[Items from a figure collection]
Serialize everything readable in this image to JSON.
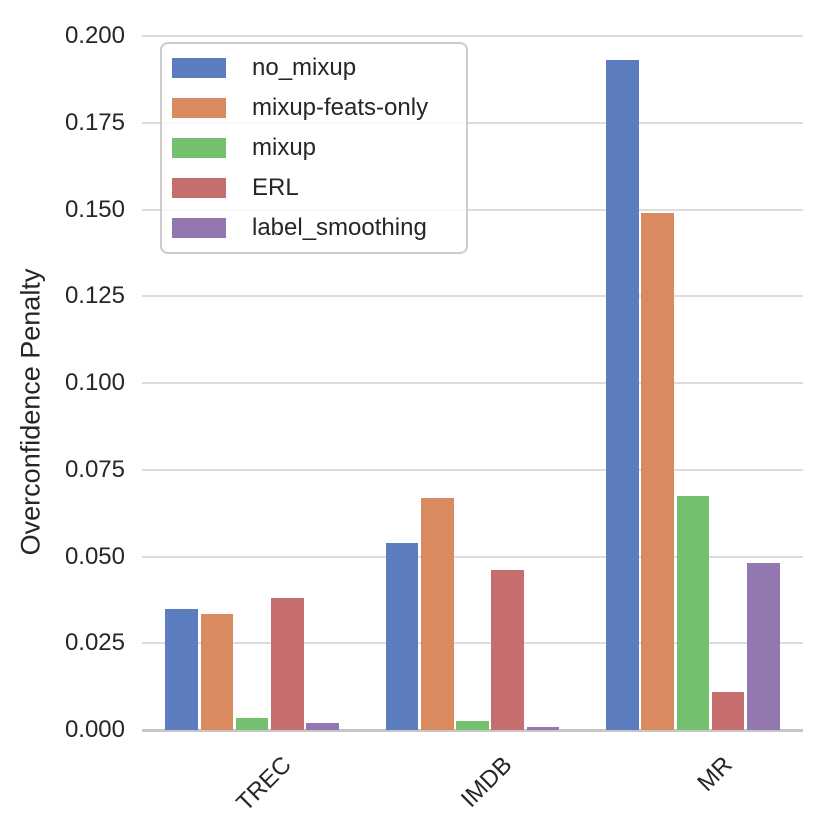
{
  "figure": {
    "background": "#ffffff",
    "text_color": "#262626",
    "grid_color": "#dcdcdc",
    "axis_line_color": "#c6c6c6",
    "legend_border_color": "#cccccc"
  },
  "chart_data": {
    "type": "bar",
    "title": "",
    "xlabel": "",
    "ylabel": "Overconfidence Penalty",
    "categories": [
      "TREC",
      "IMDB",
      "MR"
    ],
    "series": [
      {
        "name": "no_mixup",
        "color": "#5b7cbe",
        "values": [
          0.035,
          0.054,
          0.193
        ]
      },
      {
        "name": "mixup-feats-only",
        "color": "#da8a5f",
        "values": [
          0.0335,
          0.067,
          0.149
        ]
      },
      {
        "name": "mixup",
        "color": "#74c06f",
        "values": [
          0.0035,
          0.0025,
          0.0675
        ]
      },
      {
        "name": "ERL",
        "color": "#c66e6e",
        "values": [
          0.038,
          0.046,
          0.011
        ]
      },
      {
        "name": "label_smoothing",
        "color": "#9377b0",
        "values": [
          0.002,
          0.001,
          0.048
        ]
      }
    ],
    "ylim": [
      0,
      0.2
    ],
    "yticks": {
      "values": [
        0,
        0.025,
        0.05,
        0.075,
        0.1,
        0.125,
        0.15,
        0.175,
        0.2
      ],
      "labels": [
        "0.000",
        "0.025",
        "0.050",
        "0.075",
        "0.100",
        "0.125",
        "0.150",
        "0.175",
        "0.200"
      ]
    },
    "grid": true,
    "legend_position": "upper left",
    "xtick_rotation_deg": 45
  }
}
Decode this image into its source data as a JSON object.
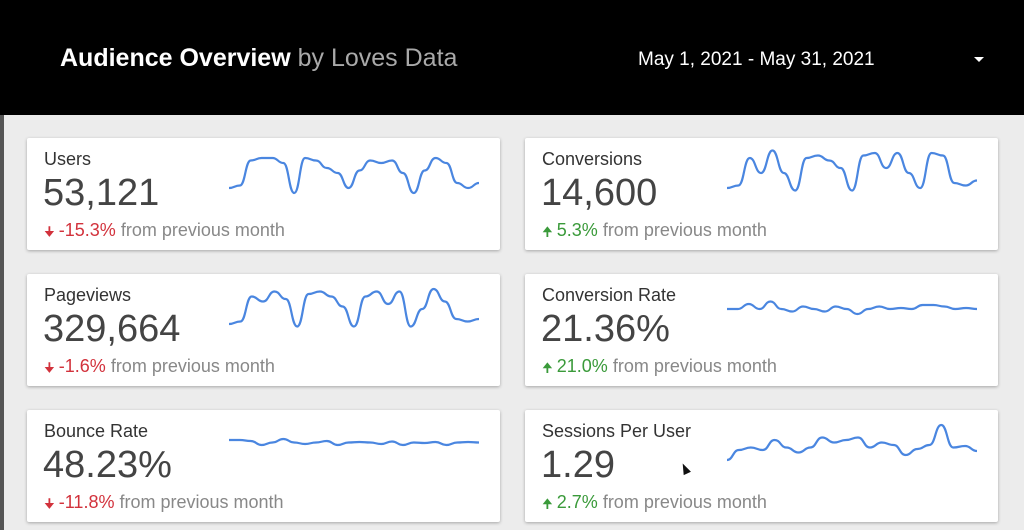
{
  "header": {
    "title": "Audience Overview",
    "subtitle": "by Loves Data",
    "date_range": "May 1, 2021 - May 31, 2021"
  },
  "colors": {
    "line": "#4a86e0",
    "down": "#d2323c",
    "up": "#3a9a3a"
  },
  "cards": [
    {
      "label": "Users",
      "value": "53,121",
      "direction": "down",
      "change": "-15.3%",
      "suffix": "from previous month",
      "spark": [
        0.2,
        0.25,
        0.75,
        0.8,
        0.8,
        0.7,
        0.1,
        0.8,
        0.75,
        0.6,
        0.5,
        0.2,
        0.55,
        0.75,
        0.7,
        0.75,
        0.5,
        0.1,
        0.55,
        0.8,
        0.7,
        0.3,
        0.2,
        0.3
      ]
    },
    {
      "label": "Conversions",
      "value": "14,600",
      "direction": "up",
      "change": "5.3%",
      "suffix": "from previous month",
      "spark": [
        0.2,
        0.25,
        0.8,
        0.5,
        0.95,
        0.5,
        0.15,
        0.8,
        0.85,
        0.75,
        0.6,
        0.15,
        0.85,
        0.9,
        0.6,
        0.9,
        0.5,
        0.2,
        0.9,
        0.85,
        0.3,
        0.25,
        0.35
      ]
    },
    {
      "label": "Pageviews",
      "value": "329,664",
      "direction": "down",
      "change": "-1.6%",
      "suffix": "from previous month",
      "spark": [
        0.2,
        0.25,
        0.75,
        0.65,
        0.85,
        0.7,
        0.15,
        0.8,
        0.85,
        0.75,
        0.55,
        0.15,
        0.75,
        0.85,
        0.6,
        0.85,
        0.15,
        0.5,
        0.9,
        0.65,
        0.3,
        0.25,
        0.3
      ]
    },
    {
      "label": "Conversion Rate",
      "value": "21.36%",
      "direction": "up",
      "change": "21.0%",
      "suffix": "from previous month",
      "spark": [
        0.5,
        0.5,
        0.6,
        0.5,
        0.65,
        0.5,
        0.45,
        0.55,
        0.5,
        0.45,
        0.55,
        0.5,
        0.4,
        0.5,
        0.55,
        0.5,
        0.52,
        0.5,
        0.58,
        0.58,
        0.55,
        0.5,
        0.52,
        0.5
      ]
    },
    {
      "label": "Bounce Rate",
      "value": "48.23%",
      "direction": "down",
      "change": "-11.8%",
      "suffix": "from previous month",
      "spark": [
        0.6,
        0.6,
        0.58,
        0.5,
        0.55,
        0.62,
        0.55,
        0.52,
        0.55,
        0.58,
        0.5,
        0.55,
        0.56,
        0.55,
        0.52,
        0.57,
        0.5,
        0.55,
        0.54,
        0.56,
        0.5,
        0.55,
        0.56,
        0.55
      ]
    },
    {
      "label": "Sessions Per User",
      "value": "1.29",
      "direction": "up",
      "change": "2.7%",
      "suffix": "from previous month",
      "spark": [
        0.2,
        0.4,
        0.45,
        0.4,
        0.6,
        0.45,
        0.35,
        0.45,
        0.65,
        0.55,
        0.6,
        0.65,
        0.45,
        0.55,
        0.5,
        0.3,
        0.42,
        0.5,
        0.9,
        0.45,
        0.48,
        0.38
      ]
    }
  ]
}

*TASK GOAL:* Without the pictures, transcribe the listing above exactly.

*RESPONSE TO THIS TASK:*
Serialize everything readable in this image to JSON.
{
  "figure": {
    "background": "#ffffff",
    "text_color": "#262626",
    "grid_color": "#dcdcdc",
    "axis_line_color": "#c6c6c6",
    "legend_border_color": "#cccccc"
  },
  "chart_data": {
    "type": "bar",
    "title": "",
    "xlabel": "",
    "ylabel": "Overconfidence Penalty",
    "categories": [
      "TREC",
      "IMDB",
      "MR"
    ],
    "series": [
      {
        "name": "no_mixup",
        "color": "#5b7cbe",
        "values": [
          0.035,
          0.054,
          0.193
        ]
      },
      {
        "name": "mixup-feats-only",
        "color": "#da8a5f",
        "values": [
          0.0335,
          0.067,
          0.149
        ]
      },
      {
        "name": "mixup",
        "color": "#74c06f",
        "values": [
          0.0035,
          0.0025,
          0.0675
        ]
      },
      {
        "name": "ERL",
        "color": "#c66e6e",
        "values": [
          0.038,
          0.046,
          0.011
        ]
      },
      {
        "name": "label_smoothing",
        "color": "#9377b0",
        "values": [
          0.002,
          0.001,
          0.048
        ]
      }
    ],
    "ylim": [
      0,
      0.2
    ],
    "yticks": {
      "values": [
        0,
        0.025,
        0.05,
        0.075,
        0.1,
        0.125,
        0.15,
        0.175,
        0.2
      ],
      "labels": [
        "0.000",
        "0.025",
        "0.050",
        "0.075",
        "0.100",
        "0.125",
        "0.150",
        "0.175",
        "0.200"
      ]
    },
    "grid": true,
    "legend_position": "upper left",
    "xtick_rotation_deg": 45
  }
}
Decode this image into its source data as a JSON object.
{
  "header": {
    "title": "Audience Overview",
    "subtitle": "by Loves Data",
    "date_range": "May 1, 2021 - May 31, 2021"
  },
  "colors": {
    "line": "#4a86e0",
    "down": "#d2323c",
    "up": "#3a9a3a"
  },
  "cards": [
    {
      "label": "Users",
      "value": "53,121",
      "direction": "down",
      "change": "-15.3%",
      "suffix": "from previous month",
      "spark": [
        0.2,
        0.25,
        0.75,
        0.8,
        0.8,
        0.7,
        0.1,
        0.8,
        0.75,
        0.6,
        0.5,
        0.2,
        0.55,
        0.75,
        0.7,
        0.75,
        0.5,
        0.1,
        0.55,
        0.8,
        0.7,
        0.3,
        0.2,
        0.3
      ]
    },
    {
      "label": "Conversions",
      "value": "14,600",
      "direction": "up",
      "change": "5.3%",
      "suffix": "from previous month",
      "spark": [
        0.2,
        0.25,
        0.8,
        0.5,
        0.95,
        0.5,
        0.15,
        0.8,
        0.85,
        0.75,
        0.6,
        0.15,
        0.85,
        0.9,
        0.6,
        0.9,
        0.5,
        0.2,
        0.9,
        0.85,
        0.3,
        0.25,
        0.35
      ]
    },
    {
      "label": "Pageviews",
      "value": "329,664",
      "direction": "down",
      "change": "-1.6%",
      "suffix": "from previous month",
      "spark": [
        0.2,
        0.25,
        0.75,
        0.65,
        0.85,
        0.7,
        0.15,
        0.8,
        0.85,
        0.75,
        0.55,
        0.15,
        0.75,
        0.85,
        0.6,
        0.85,
        0.15,
        0.5,
        0.9,
        0.65,
        0.3,
        0.25,
        0.3
      ]
    },
    {
      "label": "Conversion Rate",
      "value": "21.36%",
      "direction": "up",
      "change": "21.0%",
      "suffix": "from previous month",
      "spark": [
        0.5,
        0.5,
        0.6,
        0.5,
        0.65,
        0.5,
        0.45,
        0.55,
        0.5,
        0.45,
        0.55,
        0.5,
        0.4,
        0.5,
        0.55,
        0.5,
        0.52,
        0.5,
        0.58,
        0.58,
        0.55,
        0.5,
        0.52,
        0.5
      ]
    },
    {
      "label": "Bounce Rate",
      "value": "48.23%",
      "direction": "down",
      "change": "-11.8%",
      "suffix": "from previous month",
      "spark": [
        0.6,
        0.6,
        0.58,
        0.5,
        0.55,
        0.62,
        0.55,
        0.52,
        0.55,
        0.58,
        0.5,
        0.55,
        0.56,
        0.55,
        0.52,
        0.57,
        0.5,
        0.55,
        0.54,
        0.56,
        0.5,
        0.55,
        0.56,
        0.55
      ]
    },
    {
      "label": "Sessions Per User",
      "value": "1.29",
      "direction": "up",
      "change": "2.7%",
      "suffix": "from previous month",
      "spark": [
        0.2,
        0.4,
        0.45,
        0.4,
        0.6,
        0.45,
        0.35,
        0.45,
        0.65,
        0.55,
        0.6,
        0.65,
        0.45,
        0.55,
        0.5,
        0.3,
        0.42,
        0.5,
        0.9,
        0.45,
        0.48,
        0.38
      ]
    }
  ]
}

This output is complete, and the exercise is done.